• FRAGMENT TEKSTU:
□ □ □ □ □ □ □

Skóra w superkondycji – cz. 2: twarz#2
Kontynuując temat pięknej cery, dziś parę słów o kolejnych zabiegach. Ale zanim, powiem tylko, że nigdy mi się jakoś nie złożyło. Nastoletnią gęsią będąc miałam skórę twarzy wręcz idealną: wiecie, taką, jakiej się zazdrości koleżance z ławki i życzy skręcenia karku. Skóra była naczynkowa, ale ludzie komplementowali te "rumieńce". Dlatego też nigdy nie miała przyjemności poznać dermatologa, ani przyjrzeć się z bliska jego pracy. Z różnych źródeł słyszałam tylko, że potrafią zlecić w razie trądziku ściąganie naskórka. Nie chcę nawet myśleć, jakie po tym ludzie musieli mieć dzioby we własnym dziobie.

□ □ □ □ □ □ □

• POKAZANE WIERSZE:
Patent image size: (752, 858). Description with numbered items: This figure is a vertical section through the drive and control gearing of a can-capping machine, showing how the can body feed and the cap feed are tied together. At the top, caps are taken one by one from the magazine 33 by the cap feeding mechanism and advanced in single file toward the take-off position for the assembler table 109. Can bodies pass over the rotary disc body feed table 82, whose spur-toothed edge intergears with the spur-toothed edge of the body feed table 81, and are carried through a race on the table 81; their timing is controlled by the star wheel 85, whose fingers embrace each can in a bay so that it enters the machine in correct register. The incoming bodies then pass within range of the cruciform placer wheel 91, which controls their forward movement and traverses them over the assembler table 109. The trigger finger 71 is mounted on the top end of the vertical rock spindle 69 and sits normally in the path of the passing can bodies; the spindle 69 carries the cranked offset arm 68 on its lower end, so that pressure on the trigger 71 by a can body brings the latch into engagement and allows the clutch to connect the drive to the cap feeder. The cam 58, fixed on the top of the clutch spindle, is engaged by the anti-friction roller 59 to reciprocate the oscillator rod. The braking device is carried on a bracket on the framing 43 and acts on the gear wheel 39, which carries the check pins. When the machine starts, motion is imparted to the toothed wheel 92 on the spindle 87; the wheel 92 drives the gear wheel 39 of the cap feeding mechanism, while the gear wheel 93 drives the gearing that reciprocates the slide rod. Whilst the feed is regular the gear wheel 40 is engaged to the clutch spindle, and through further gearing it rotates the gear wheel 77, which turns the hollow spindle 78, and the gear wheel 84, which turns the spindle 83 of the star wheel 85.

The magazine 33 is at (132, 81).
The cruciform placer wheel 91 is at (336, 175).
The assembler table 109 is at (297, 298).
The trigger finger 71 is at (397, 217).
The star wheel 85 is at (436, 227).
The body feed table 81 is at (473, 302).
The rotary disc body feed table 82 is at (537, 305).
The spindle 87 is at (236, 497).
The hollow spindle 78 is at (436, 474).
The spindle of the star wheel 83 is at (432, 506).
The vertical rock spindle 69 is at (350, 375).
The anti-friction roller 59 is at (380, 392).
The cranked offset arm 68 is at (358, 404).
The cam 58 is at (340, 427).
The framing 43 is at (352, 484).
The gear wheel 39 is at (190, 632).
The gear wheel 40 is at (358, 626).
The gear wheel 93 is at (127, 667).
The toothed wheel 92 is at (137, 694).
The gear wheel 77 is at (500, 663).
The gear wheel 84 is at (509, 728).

□ □ □ □ □ □ □

• POLECENIE 1: Przepisz z tekstu o cerze fragment od słów "Skóra w superkondycji" do słów "we własnym dziobie." włącznie.
• POLECENIE 2: Przetłumacz na angielski zdanie z tekstu o cerze: „Kontynuując temat pięknej cery, dziś parę słów o kolejnych zabiegach.”
• POLECENIE 3: Kontynuuj tekst o cerze, zaczynając po jego ostatnim zdaniu.
Do wykonania zadań wiersze nie są potrzebne.

• MIEJSCE NA ODPOWIEDŹ 1:
Skóra w superkondycji – cz. 2: twarz#2
Kontynuując temat pięknej cery, dziś parę słów o kolejnych zabiegach. Ale zanim, powiem tylko, że nigdy mi się jakoś nie złożyło. Nastoletnią gęsią będąc miałam skórę twarzy wręcz idealną: wiecie, taką, jakiej się zazdrości koleżance z ławki i życzy skręcenia karku. Skóra była naczynkowa, ale ludzie komplementowali te "rumieńce". Dlatego też nigdy nie miała przyjemności poznać dermatologa, ani przyjrzeć się z bliska jego pracy. Z różnych źródeł słyszałam tylko, że potrafią zlecić w razie trądziku ściąganie naskórka. Nie chcę nawet myśleć, jakie po tym ludzie musieli mieć dzioby we własnym dziobie.

• MIEJSCE NA ODPOWIEDŹ 2: Continuing the topic of beautiful skin, today a few words about further treatments.

• MIEJSCE NA ODPOWIEDŹ 3:
To, o czym napiszę, nie jest tak inwazyjne, a ponadto można takie rzeczy wykonać u siebie w domu. O czym mówię:
* masaż twarzy * prawidłowo (i w miarę regularnie) wykonywany stanowi "prewencję antymigracyjną", czyli po prostu może zapobiec osuwaniu się skóry twarzy pod wpływem lat i grawitacji; kojarzycie starszych ludzi, których twarze są bardziej prostokątne niż owalne przez opadające policzki? Ha!
* peeling enzymatyczny * magiczna formuła bez trących grudek, a jednak równie dobrze złuszczająca martwy naskórek; bez urazów mechanicznych, za to wymagający nieco więcej czasu niż tradycyjne peelingi (bo pozostawiany na skórze przez kilka godzin) – zawsze to jakaś alternatywa.